■ **Record extracts**
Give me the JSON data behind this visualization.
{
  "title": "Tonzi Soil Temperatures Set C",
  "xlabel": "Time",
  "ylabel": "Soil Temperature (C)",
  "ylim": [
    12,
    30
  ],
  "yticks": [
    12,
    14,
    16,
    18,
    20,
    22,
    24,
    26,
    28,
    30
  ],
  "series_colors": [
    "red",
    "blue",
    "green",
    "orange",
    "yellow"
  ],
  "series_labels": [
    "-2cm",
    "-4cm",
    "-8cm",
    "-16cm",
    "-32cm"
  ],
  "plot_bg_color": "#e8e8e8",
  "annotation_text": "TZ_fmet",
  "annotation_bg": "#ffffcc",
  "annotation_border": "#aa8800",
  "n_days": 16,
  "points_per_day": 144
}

--

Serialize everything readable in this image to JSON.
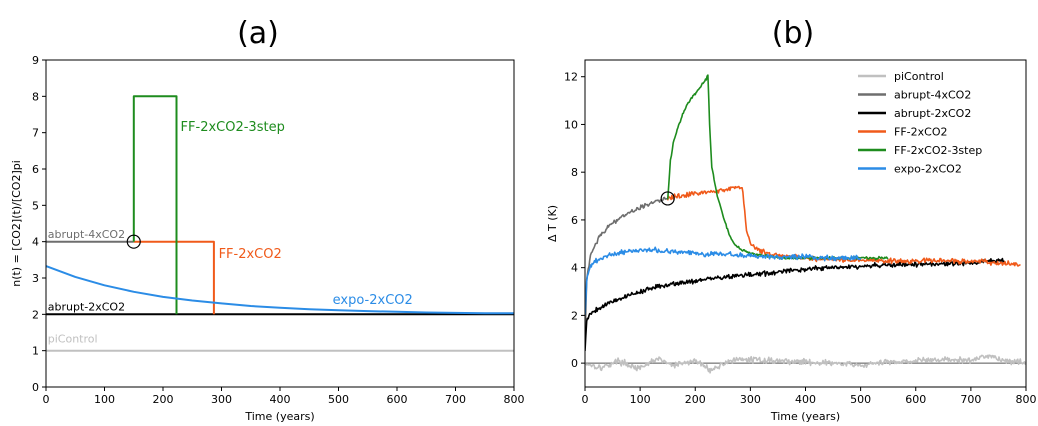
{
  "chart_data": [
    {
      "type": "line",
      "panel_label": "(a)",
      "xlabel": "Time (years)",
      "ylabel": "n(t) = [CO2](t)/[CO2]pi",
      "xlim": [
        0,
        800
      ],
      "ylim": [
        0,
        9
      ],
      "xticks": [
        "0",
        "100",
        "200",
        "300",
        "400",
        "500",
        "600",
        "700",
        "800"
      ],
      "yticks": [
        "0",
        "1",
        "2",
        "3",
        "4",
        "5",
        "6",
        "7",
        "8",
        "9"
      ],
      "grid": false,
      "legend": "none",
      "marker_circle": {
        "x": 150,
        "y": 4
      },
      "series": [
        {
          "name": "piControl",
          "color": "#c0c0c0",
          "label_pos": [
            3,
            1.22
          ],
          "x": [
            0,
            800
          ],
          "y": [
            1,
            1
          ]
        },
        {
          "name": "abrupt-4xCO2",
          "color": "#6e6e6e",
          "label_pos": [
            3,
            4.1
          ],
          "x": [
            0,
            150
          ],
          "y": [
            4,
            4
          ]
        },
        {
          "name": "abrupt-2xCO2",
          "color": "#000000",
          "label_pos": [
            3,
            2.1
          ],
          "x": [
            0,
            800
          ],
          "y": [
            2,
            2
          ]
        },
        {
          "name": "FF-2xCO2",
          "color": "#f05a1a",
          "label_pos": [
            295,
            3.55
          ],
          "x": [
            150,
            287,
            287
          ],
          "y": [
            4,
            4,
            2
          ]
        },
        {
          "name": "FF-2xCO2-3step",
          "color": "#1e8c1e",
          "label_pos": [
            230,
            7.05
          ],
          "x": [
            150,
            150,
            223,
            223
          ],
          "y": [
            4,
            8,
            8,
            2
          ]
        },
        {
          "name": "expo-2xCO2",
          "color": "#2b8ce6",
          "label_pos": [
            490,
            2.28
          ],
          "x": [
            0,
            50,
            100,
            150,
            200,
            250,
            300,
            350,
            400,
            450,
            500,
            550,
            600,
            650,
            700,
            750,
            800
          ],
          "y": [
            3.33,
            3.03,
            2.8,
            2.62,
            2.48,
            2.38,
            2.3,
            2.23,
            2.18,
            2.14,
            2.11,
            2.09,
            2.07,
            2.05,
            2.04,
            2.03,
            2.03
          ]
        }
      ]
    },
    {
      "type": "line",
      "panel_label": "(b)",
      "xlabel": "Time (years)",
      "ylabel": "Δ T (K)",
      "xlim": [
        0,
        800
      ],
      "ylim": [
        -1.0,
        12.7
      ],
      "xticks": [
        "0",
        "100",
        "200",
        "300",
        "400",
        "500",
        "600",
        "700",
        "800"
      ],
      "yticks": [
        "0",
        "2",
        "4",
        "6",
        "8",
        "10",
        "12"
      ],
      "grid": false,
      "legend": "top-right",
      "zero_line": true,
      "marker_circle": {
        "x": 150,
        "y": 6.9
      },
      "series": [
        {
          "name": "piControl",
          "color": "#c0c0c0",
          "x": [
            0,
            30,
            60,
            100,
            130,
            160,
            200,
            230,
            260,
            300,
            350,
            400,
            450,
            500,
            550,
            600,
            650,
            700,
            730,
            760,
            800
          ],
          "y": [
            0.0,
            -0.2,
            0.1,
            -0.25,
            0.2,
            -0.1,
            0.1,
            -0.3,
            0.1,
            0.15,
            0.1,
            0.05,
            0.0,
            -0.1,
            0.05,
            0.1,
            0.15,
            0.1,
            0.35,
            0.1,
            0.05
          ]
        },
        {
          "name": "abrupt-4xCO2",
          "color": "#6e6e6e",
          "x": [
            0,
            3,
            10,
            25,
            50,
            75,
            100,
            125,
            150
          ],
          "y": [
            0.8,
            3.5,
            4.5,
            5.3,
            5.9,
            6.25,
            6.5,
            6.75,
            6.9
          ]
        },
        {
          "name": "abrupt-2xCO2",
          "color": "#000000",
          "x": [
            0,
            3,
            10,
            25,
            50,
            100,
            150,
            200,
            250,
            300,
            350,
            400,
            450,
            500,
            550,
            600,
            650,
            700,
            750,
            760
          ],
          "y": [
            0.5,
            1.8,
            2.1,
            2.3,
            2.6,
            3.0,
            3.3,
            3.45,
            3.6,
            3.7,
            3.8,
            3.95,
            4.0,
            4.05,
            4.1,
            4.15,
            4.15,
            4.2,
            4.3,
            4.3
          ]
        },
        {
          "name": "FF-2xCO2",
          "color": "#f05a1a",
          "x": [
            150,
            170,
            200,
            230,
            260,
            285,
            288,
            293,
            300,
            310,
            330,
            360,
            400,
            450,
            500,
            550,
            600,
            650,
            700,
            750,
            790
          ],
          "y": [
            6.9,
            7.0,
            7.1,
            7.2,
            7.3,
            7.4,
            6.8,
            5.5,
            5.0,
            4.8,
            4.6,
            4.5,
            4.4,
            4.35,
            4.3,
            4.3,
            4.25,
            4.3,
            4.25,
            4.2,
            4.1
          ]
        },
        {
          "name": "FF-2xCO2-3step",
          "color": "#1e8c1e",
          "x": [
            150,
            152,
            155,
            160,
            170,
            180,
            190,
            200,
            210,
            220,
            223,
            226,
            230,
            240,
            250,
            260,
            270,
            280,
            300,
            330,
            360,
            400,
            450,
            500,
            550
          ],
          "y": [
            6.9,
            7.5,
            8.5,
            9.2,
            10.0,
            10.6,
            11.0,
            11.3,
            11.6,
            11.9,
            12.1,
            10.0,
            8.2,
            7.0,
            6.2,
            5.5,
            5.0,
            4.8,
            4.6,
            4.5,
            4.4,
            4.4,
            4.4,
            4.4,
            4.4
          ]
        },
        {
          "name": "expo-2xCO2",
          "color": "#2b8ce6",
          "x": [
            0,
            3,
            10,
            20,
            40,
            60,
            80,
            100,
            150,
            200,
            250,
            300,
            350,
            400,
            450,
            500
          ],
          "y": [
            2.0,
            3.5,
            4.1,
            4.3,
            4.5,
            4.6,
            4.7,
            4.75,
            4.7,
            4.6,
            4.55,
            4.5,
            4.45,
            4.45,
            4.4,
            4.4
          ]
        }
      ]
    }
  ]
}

■ **Exercise description**
Filter the records down to the lines that contain the string "ylabel", and copy those lines.

■ **Result**
  "ylabel": "Soil Temperature (C)",
      "ylabel": "n(t) = [CO2](t)/[CO2]pi",
      "ylabel": "Δ T (K)",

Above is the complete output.